Will you transcribe all the entries word for word, skipping the pictures they hold?

— start DATASET EXCERPTS —

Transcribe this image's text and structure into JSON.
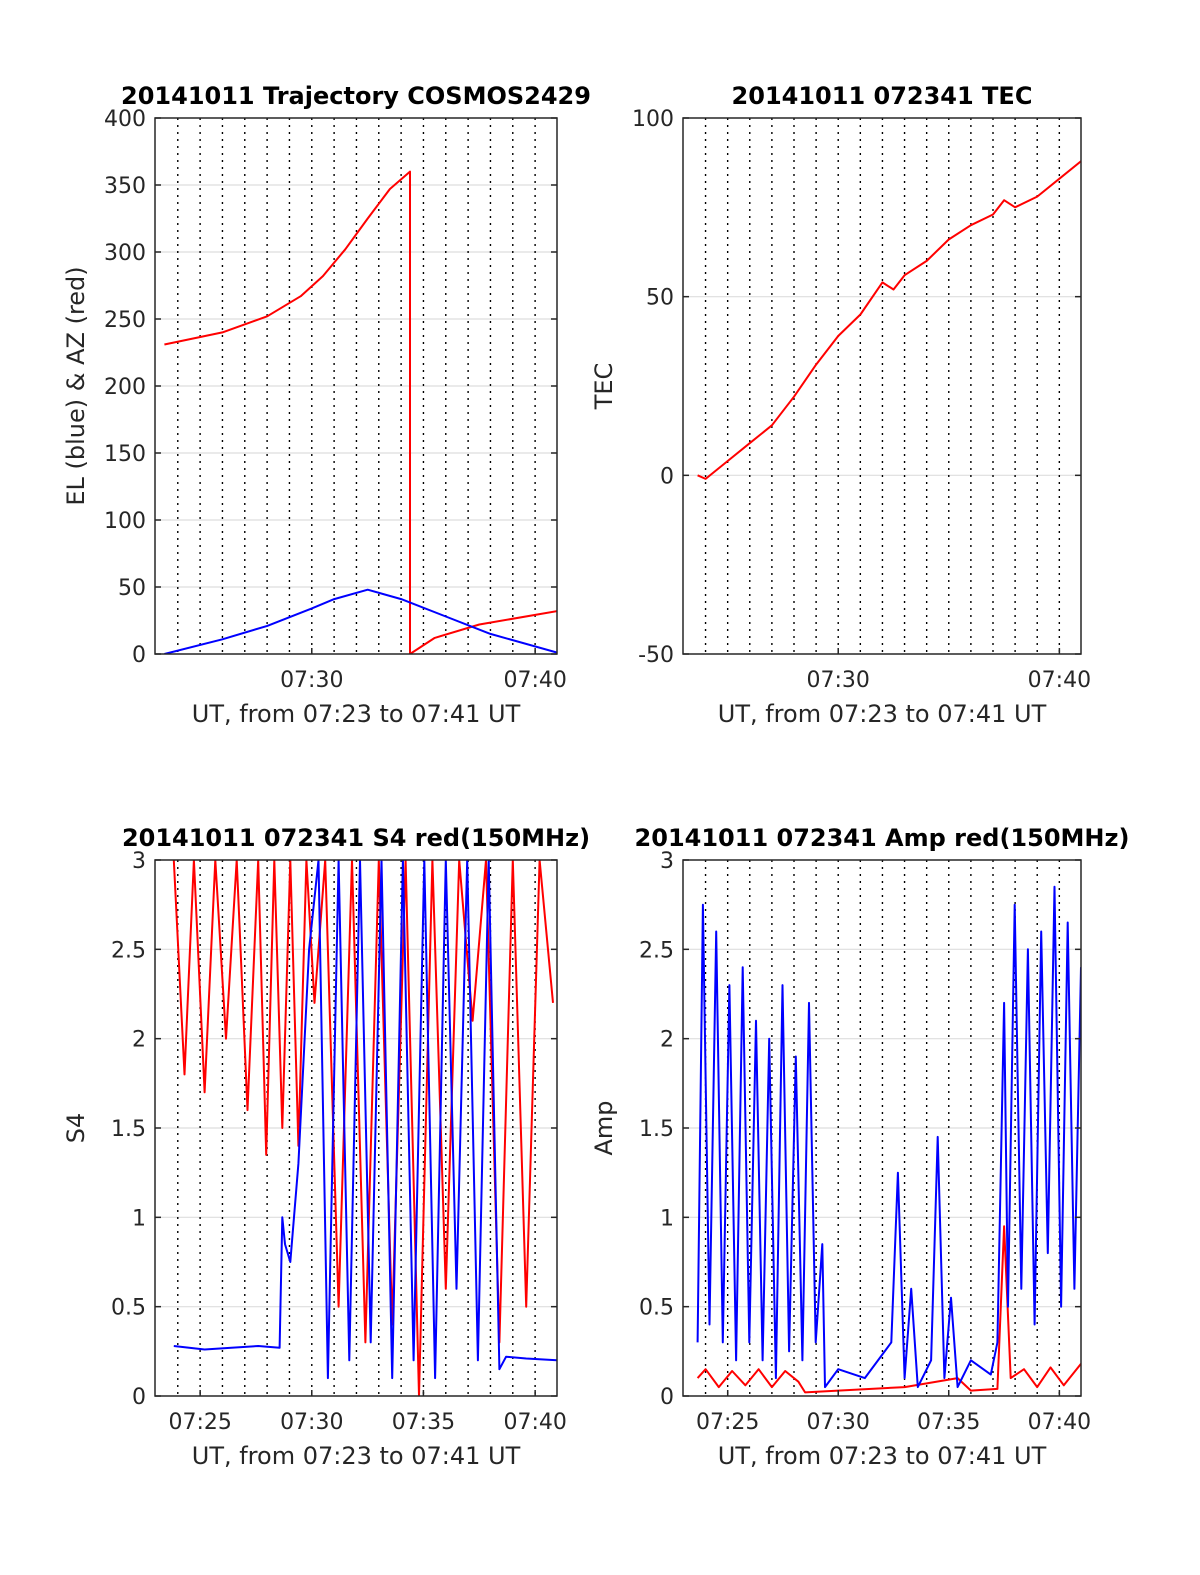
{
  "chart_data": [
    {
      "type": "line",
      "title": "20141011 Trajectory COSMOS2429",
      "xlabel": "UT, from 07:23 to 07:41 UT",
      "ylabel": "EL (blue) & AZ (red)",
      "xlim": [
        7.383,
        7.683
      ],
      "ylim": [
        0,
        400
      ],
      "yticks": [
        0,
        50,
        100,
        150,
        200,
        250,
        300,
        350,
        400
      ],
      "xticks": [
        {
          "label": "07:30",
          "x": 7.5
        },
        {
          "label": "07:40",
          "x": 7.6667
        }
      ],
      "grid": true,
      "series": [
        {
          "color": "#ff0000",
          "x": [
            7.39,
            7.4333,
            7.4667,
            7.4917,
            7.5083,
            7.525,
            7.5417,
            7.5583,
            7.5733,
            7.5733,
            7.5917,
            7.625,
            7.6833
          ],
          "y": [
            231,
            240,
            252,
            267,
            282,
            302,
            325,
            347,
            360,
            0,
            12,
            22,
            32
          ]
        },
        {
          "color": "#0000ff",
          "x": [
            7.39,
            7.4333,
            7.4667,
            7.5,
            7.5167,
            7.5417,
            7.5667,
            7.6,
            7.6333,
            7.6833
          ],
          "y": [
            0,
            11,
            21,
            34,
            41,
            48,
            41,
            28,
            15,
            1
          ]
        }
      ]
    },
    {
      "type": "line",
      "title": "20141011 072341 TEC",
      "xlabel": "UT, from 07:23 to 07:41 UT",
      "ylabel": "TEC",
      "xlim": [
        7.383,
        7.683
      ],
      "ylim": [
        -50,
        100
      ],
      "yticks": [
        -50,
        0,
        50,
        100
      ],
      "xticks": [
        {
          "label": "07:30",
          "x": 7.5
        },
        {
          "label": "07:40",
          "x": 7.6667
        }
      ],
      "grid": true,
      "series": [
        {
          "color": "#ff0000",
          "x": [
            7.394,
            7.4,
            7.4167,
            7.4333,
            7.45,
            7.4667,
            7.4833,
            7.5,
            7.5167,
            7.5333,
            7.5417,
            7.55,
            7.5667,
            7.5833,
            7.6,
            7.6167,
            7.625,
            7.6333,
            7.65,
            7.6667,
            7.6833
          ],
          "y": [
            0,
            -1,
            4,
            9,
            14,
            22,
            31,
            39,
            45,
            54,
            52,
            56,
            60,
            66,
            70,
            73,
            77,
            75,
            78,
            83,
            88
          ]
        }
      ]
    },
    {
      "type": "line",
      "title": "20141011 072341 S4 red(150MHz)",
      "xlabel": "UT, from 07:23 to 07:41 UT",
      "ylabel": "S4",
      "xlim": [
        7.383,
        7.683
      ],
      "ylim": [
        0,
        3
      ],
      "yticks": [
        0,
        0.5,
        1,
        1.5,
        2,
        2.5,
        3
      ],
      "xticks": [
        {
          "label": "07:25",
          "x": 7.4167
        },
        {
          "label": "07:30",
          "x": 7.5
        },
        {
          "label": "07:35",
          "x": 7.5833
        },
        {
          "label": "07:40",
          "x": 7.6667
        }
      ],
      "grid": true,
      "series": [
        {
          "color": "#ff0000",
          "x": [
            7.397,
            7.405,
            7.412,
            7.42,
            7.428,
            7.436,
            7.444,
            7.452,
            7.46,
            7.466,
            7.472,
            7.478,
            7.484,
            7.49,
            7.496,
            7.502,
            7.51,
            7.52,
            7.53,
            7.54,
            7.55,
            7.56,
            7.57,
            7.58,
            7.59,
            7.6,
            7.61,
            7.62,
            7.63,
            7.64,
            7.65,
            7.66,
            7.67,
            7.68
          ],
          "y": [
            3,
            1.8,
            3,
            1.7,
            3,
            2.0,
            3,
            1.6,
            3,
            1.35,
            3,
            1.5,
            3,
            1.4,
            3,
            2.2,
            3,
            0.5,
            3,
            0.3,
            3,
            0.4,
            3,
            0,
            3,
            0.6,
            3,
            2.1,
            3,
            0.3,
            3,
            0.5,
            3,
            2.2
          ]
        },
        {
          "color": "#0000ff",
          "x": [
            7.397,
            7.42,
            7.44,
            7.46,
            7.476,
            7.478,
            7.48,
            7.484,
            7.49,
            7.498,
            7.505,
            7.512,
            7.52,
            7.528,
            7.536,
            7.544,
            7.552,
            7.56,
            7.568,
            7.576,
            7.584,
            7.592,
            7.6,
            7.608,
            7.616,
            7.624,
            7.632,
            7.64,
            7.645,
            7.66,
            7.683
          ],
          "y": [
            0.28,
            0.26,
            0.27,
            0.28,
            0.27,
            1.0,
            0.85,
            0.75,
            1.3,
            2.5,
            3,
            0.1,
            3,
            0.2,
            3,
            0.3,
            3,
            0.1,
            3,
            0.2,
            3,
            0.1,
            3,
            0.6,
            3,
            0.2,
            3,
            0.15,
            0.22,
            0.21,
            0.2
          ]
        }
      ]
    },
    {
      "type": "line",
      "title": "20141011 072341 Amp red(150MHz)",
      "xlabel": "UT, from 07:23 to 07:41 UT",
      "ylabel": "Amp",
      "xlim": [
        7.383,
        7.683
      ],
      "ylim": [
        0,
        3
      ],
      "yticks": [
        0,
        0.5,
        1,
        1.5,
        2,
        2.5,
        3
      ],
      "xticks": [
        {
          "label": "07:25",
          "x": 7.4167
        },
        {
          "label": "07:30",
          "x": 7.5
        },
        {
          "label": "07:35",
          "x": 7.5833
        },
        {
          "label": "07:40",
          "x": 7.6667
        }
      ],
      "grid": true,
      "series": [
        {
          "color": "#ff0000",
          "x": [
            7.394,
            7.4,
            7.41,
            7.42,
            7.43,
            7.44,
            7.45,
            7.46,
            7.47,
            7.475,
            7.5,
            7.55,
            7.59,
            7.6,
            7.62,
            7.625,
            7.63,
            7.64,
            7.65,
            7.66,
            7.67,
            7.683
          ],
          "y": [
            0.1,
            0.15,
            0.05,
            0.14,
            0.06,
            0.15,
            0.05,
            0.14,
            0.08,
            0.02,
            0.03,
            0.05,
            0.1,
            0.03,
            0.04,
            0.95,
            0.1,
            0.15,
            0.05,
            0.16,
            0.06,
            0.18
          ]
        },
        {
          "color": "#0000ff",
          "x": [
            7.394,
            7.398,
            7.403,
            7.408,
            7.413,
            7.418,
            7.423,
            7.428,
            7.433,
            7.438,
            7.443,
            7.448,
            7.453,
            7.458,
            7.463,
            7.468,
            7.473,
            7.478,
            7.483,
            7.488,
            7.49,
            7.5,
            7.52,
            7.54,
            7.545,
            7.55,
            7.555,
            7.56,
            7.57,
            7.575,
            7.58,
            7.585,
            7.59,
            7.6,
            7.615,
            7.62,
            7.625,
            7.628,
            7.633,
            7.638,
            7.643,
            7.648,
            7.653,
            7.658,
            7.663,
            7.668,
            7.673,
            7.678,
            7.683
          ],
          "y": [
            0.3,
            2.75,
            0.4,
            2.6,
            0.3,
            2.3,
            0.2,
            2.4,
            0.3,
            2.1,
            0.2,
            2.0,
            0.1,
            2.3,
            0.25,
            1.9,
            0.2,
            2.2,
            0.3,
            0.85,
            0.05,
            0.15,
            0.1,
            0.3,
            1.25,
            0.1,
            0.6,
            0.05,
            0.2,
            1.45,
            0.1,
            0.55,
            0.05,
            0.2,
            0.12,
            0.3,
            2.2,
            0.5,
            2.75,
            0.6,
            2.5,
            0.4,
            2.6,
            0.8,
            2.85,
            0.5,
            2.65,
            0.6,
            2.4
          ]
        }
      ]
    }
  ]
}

— end DATASET EXCERPTS —

# SOLUTION FOR THIS PROBLEM
Transcribe this image's text and structure into JSON.
{
  "chart_data": [
    {
      "type": "line",
      "title": "20141011 Trajectory COSMOS2429",
      "xlabel": "UT, from 07:23 to 07:41 UT",
      "ylabel": "EL (blue) & AZ (red)",
      "xlim": [
        7.383,
        7.683
      ],
      "ylim": [
        0,
        400
      ],
      "yticks": [
        0,
        50,
        100,
        150,
        200,
        250,
        300,
        350,
        400
      ],
      "xticks": [
        {
          "label": "07:30",
          "x": 7.5
        },
        {
          "label": "07:40",
          "x": 7.6667
        }
      ],
      "grid": true,
      "series": [
        {
          "color": "#ff0000",
          "x": [
            7.39,
            7.4333,
            7.4667,
            7.4917,
            7.5083,
            7.525,
            7.5417,
            7.5583,
            7.5733,
            7.5733,
            7.5917,
            7.625,
            7.6833
          ],
          "y": [
            231,
            240,
            252,
            267,
            282,
            302,
            325,
            347,
            360,
            0,
            12,
            22,
            32
          ]
        },
        {
          "color": "#0000ff",
          "x": [
            7.39,
            7.4333,
            7.4667,
            7.5,
            7.5167,
            7.5417,
            7.5667,
            7.6,
            7.6333,
            7.6833
          ],
          "y": [
            0,
            11,
            21,
            34,
            41,
            48,
            41,
            28,
            15,
            1
          ]
        }
      ]
    },
    {
      "type": "line",
      "title": "20141011 072341 TEC",
      "xlabel": "UT, from 07:23 to 07:41 UT",
      "ylabel": "TEC",
      "xlim": [
        7.383,
        7.683
      ],
      "ylim": [
        -50,
        100
      ],
      "yticks": [
        -50,
        0,
        50,
        100
      ],
      "xticks": [
        {
          "label": "07:30",
          "x": 7.5
        },
        {
          "label": "07:40",
          "x": 7.6667
        }
      ],
      "grid": true,
      "series": [
        {
          "color": "#ff0000",
          "x": [
            7.394,
            7.4,
            7.4167,
            7.4333,
            7.45,
            7.4667,
            7.4833,
            7.5,
            7.5167,
            7.5333,
            7.5417,
            7.55,
            7.5667,
            7.5833,
            7.6,
            7.6167,
            7.625,
            7.6333,
            7.65,
            7.6667,
            7.6833
          ],
          "y": [
            0,
            -1,
            4,
            9,
            14,
            22,
            31,
            39,
            45,
            54,
            52,
            56,
            60,
            66,
            70,
            73,
            77,
            75,
            78,
            83,
            88
          ]
        }
      ]
    },
    {
      "type": "line",
      "title": "20141011 072341 S4 red(150MHz)",
      "xlabel": "UT, from 07:23 to 07:41 UT",
      "ylabel": "S4",
      "xlim": [
        7.383,
        7.683
      ],
      "ylim": [
        0,
        3
      ],
      "yticks": [
        0,
        0.5,
        1,
        1.5,
        2,
        2.5,
        3
      ],
      "xticks": [
        {
          "label": "07:25",
          "x": 7.4167
        },
        {
          "label": "07:30",
          "x": 7.5
        },
        {
          "label": "07:35",
          "x": 7.5833
        },
        {
          "label": "07:40",
          "x": 7.6667
        }
      ],
      "grid": true,
      "series": [
        {
          "color": "#ff0000",
          "x": [
            7.397,
            7.405,
            7.412,
            7.42,
            7.428,
            7.436,
            7.444,
            7.452,
            7.46,
            7.466,
            7.472,
            7.478,
            7.484,
            7.49,
            7.496,
            7.502,
            7.51,
            7.52,
            7.53,
            7.54,
            7.55,
            7.56,
            7.57,
            7.58,
            7.59,
            7.6,
            7.61,
            7.62,
            7.63,
            7.64,
            7.65,
            7.66,
            7.67,
            7.68
          ],
          "y": [
            3,
            1.8,
            3,
            1.7,
            3,
            2.0,
            3,
            1.6,
            3,
            1.35,
            3,
            1.5,
            3,
            1.4,
            3,
            2.2,
            3,
            0.5,
            3,
            0.3,
            3,
            0.4,
            3,
            0,
            3,
            0.6,
            3,
            2.1,
            3,
            0.3,
            3,
            0.5,
            3,
            2.2
          ]
        },
        {
          "color": "#0000ff",
          "x": [
            7.397,
            7.42,
            7.44,
            7.46,
            7.476,
            7.478,
            7.48,
            7.484,
            7.49,
            7.498,
            7.505,
            7.512,
            7.52,
            7.528,
            7.536,
            7.544,
            7.552,
            7.56,
            7.568,
            7.576,
            7.584,
            7.592,
            7.6,
            7.608,
            7.616,
            7.624,
            7.632,
            7.64,
            7.645,
            7.66,
            7.683
          ],
          "y": [
            0.28,
            0.26,
            0.27,
            0.28,
            0.27,
            1.0,
            0.85,
            0.75,
            1.3,
            2.5,
            3,
            0.1,
            3,
            0.2,
            3,
            0.3,
            3,
            0.1,
            3,
            0.2,
            3,
            0.1,
            3,
            0.6,
            3,
            0.2,
            3,
            0.15,
            0.22,
            0.21,
            0.2
          ]
        }
      ]
    },
    {
      "type": "line",
      "title": "20141011 072341 Amp red(150MHz)",
      "xlabel": "UT, from 07:23 to 07:41 UT",
      "ylabel": "Amp",
      "xlim": [
        7.383,
        7.683
      ],
      "ylim": [
        0,
        3
      ],
      "yticks": [
        0,
        0.5,
        1,
        1.5,
        2,
        2.5,
        3
      ],
      "xticks": [
        {
          "label": "07:25",
          "x": 7.4167
        },
        {
          "label": "07:30",
          "x": 7.5
        },
        {
          "label": "07:35",
          "x": 7.5833
        },
        {
          "label": "07:40",
          "x": 7.6667
        }
      ],
      "grid": true,
      "series": [
        {
          "color": "#ff0000",
          "x": [
            7.394,
            7.4,
            7.41,
            7.42,
            7.43,
            7.44,
            7.45,
            7.46,
            7.47,
            7.475,
            7.5,
            7.55,
            7.59,
            7.6,
            7.62,
            7.625,
            7.63,
            7.64,
            7.65,
            7.66,
            7.67,
            7.683
          ],
          "y": [
            0.1,
            0.15,
            0.05,
            0.14,
            0.06,
            0.15,
            0.05,
            0.14,
            0.08,
            0.02,
            0.03,
            0.05,
            0.1,
            0.03,
            0.04,
            0.95,
            0.1,
            0.15,
            0.05,
            0.16,
            0.06,
            0.18
          ]
        },
        {
          "color": "#0000ff",
          "x": [
            7.394,
            7.398,
            7.403,
            7.408,
            7.413,
            7.418,
            7.423,
            7.428,
            7.433,
            7.438,
            7.443,
            7.448,
            7.453,
            7.458,
            7.463,
            7.468,
            7.473,
            7.478,
            7.483,
            7.488,
            7.49,
            7.5,
            7.52,
            7.54,
            7.545,
            7.55,
            7.555,
            7.56,
            7.57,
            7.575,
            7.58,
            7.585,
            7.59,
            7.6,
            7.615,
            7.62,
            7.625,
            7.628,
            7.633,
            7.638,
            7.643,
            7.648,
            7.653,
            7.658,
            7.663,
            7.668,
            7.673,
            7.678,
            7.683
          ],
          "y": [
            0.3,
            2.75,
            0.4,
            2.6,
            0.3,
            2.3,
            0.2,
            2.4,
            0.3,
            2.1,
            0.2,
            2.0,
            0.1,
            2.3,
            0.25,
            1.9,
            0.2,
            2.2,
            0.3,
            0.85,
            0.05,
            0.15,
            0.1,
            0.3,
            1.25,
            0.1,
            0.6,
            0.05,
            0.2,
            1.45,
            0.1,
            0.55,
            0.05,
            0.2,
            0.12,
            0.3,
            2.2,
            0.5,
            2.75,
            0.6,
            2.5,
            0.4,
            2.6,
            0.8,
            2.85,
            0.5,
            2.65,
            0.6,
            2.4
          ]
        }
      ]
    }
  ]
}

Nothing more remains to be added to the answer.